▶ _TASK TO CARRY OUT_: Reproduce every line of the listing below without any alteration.

Records of the locations where elements appear:
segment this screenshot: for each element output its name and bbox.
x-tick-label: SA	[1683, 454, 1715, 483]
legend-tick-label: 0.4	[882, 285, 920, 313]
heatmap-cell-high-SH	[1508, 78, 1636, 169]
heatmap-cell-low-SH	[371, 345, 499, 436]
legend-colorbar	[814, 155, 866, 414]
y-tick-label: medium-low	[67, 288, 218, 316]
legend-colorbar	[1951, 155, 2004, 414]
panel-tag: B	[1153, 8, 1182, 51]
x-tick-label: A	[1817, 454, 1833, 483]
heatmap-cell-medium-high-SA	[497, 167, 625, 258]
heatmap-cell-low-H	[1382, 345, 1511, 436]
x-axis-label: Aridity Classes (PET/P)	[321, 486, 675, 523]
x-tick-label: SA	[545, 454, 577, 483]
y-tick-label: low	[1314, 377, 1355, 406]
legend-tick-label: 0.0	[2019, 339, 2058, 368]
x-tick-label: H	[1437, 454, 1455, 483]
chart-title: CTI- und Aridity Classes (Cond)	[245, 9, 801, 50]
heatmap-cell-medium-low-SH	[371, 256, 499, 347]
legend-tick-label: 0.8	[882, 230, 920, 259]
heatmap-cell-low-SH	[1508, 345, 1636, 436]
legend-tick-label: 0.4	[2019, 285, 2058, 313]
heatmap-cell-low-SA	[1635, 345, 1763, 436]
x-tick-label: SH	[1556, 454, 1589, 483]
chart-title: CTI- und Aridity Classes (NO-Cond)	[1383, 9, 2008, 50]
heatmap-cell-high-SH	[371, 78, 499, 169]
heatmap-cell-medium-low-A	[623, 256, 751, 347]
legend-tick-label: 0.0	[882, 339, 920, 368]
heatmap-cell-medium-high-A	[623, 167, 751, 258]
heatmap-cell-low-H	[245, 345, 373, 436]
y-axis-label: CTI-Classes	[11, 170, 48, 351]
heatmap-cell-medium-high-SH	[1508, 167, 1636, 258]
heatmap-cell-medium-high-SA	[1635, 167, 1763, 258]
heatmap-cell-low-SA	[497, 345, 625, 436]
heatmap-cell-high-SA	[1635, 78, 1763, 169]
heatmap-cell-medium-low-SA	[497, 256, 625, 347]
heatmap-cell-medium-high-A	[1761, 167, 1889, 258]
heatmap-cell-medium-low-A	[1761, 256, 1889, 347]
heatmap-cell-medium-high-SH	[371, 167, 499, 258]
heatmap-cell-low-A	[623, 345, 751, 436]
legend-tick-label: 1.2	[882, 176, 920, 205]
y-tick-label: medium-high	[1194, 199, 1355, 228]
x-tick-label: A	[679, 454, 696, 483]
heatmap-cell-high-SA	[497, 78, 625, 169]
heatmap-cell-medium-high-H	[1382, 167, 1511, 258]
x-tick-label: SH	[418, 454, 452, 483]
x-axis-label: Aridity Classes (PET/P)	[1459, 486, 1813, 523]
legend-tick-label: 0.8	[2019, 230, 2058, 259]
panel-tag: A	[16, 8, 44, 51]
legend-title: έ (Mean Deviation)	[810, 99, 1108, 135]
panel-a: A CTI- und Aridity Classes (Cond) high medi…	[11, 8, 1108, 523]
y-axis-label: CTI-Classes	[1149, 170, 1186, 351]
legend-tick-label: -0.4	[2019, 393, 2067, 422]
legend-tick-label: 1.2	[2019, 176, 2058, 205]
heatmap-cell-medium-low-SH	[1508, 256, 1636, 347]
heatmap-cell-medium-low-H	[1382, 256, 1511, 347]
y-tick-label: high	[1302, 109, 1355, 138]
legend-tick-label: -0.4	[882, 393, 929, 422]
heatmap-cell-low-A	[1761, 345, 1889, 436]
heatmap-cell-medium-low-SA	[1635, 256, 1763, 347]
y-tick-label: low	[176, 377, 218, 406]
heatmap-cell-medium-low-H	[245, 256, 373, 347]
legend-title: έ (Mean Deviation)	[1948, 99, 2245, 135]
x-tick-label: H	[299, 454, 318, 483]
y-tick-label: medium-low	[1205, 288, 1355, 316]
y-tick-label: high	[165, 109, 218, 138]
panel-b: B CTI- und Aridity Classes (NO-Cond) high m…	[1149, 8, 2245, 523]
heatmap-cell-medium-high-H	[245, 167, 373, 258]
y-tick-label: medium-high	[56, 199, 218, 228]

▶ _EXERCISE OUTPUT_:
segment this screenshot: for each element output its name and bbox.
x-tick-label: SA	[1683, 454, 1715, 483]
legend-tick-label: 0.4	[882, 285, 920, 313]
heatmap-cell-high-SH	[1508, 78, 1636, 169]
heatmap-cell-low-SH	[371, 345, 499, 436]
legend-colorbar	[814, 155, 866, 414]
y-tick-label: medium-low	[67, 288, 218, 316]
legend-colorbar	[1951, 155, 2004, 414]
panel-tag: B	[1153, 8, 1182, 51]
x-tick-label: A	[1817, 454, 1833, 483]
heatmap-cell-medium-high-SA	[497, 167, 625, 258]
heatmap-cell-low-H	[1382, 345, 1511, 436]
x-axis-label: Aridity Classes (PET/P)	[321, 486, 675, 523]
x-tick-label: SA	[545, 454, 577, 483]
y-tick-label: low	[1314, 377, 1355, 406]
legend-tick-label: 0.0	[2019, 339, 2058, 368]
x-tick-label: H	[1437, 454, 1455, 483]
chart-title: CTI- und Aridity Classes (Cond)	[245, 9, 801, 50]
heatmap-cell-medium-low-SH	[371, 256, 499, 347]
legend-tick-label: 0.8	[882, 230, 920, 259]
heatmap-cell-low-SH	[1508, 345, 1636, 436]
legend-tick-label: 0.4	[2019, 285, 2058, 313]
heatmap-cell-low-SA	[1635, 345, 1763, 436]
x-tick-label: SH	[1556, 454, 1589, 483]
chart-title: CTI- und Aridity Classes (NO-Cond)	[1383, 9, 2008, 50]
heatmap-cell-high-SH	[371, 78, 499, 169]
heatmap-cell-medium-low-A	[623, 256, 751, 347]
legend-tick-label: 0.0	[882, 339, 920, 368]
heatmap-cell-medium-high-A	[623, 167, 751, 258]
heatmap-cell-low-H	[245, 345, 373, 436]
y-axis-label: CTI-Classes	[11, 170, 48, 351]
heatmap-cell-medium-high-SH	[1508, 167, 1636, 258]
heatmap-cell-medium-high-SA	[1635, 167, 1763, 258]
heatmap-cell-low-SA	[497, 345, 625, 436]
heatmap-cell-high-SA	[1635, 78, 1763, 169]
heatmap-cell-medium-low-SA	[497, 256, 625, 347]
heatmap-cell-medium-high-A	[1761, 167, 1889, 258]
heatmap-cell-medium-low-A	[1761, 256, 1889, 347]
heatmap-cell-medium-high-SH	[371, 167, 499, 258]
heatmap-cell-low-A	[623, 345, 751, 436]
legend-tick-label: 1.2	[882, 176, 920, 205]
y-tick-label: medium-high	[1194, 199, 1355, 228]
x-tick-label: A	[679, 454, 696, 483]
heatmap-cell-high-SA	[497, 78, 625, 169]
heatmap-cell-medium-high-H	[1382, 167, 1511, 258]
x-tick-label: SH	[418, 454, 452, 483]
x-axis-label: Aridity Classes (PET/P)	[1459, 486, 1813, 523]
legend-tick-label: 0.8	[2019, 230, 2058, 259]
panel-tag: A	[16, 8, 44, 51]
legend-title: έ (Mean Deviation)	[810, 99, 1108, 135]
panel-a: A CTI- und Aridity Classes (Cond) high medi…	[11, 8, 1108, 523]
y-axis-label: CTI-Classes	[1149, 170, 1186, 351]
legend-tick-label: -0.4	[2019, 393, 2067, 422]
legend-tick-label: 1.2	[2019, 176, 2058, 205]
heatmap-cell-medium-low-SH	[1508, 256, 1636, 347]
heatmap-cell-medium-low-H	[1382, 256, 1511, 347]
y-tick-label: high	[1302, 109, 1355, 138]
legend-tick-label: -0.4	[882, 393, 929, 422]
heatmap-cell-low-A	[1761, 345, 1889, 436]
heatmap-cell-medium-low-SA	[1635, 256, 1763, 347]
y-tick-label: low	[176, 377, 218, 406]
heatmap-cell-medium-low-H	[245, 256, 373, 347]
legend-title: έ (Mean Deviation)	[1948, 99, 2245, 135]
x-tick-label: H	[299, 454, 318, 483]
y-tick-label: medium-low	[1205, 288, 1355, 316]
y-tick-label: high	[165, 109, 218, 138]
panel-b: B CTI- und Aridity Classes (NO-Cond) high m…	[1149, 8, 2245, 523]
heatmap-cell-medium-high-H	[245, 167, 373, 258]
y-tick-label: medium-high	[56, 199, 218, 228]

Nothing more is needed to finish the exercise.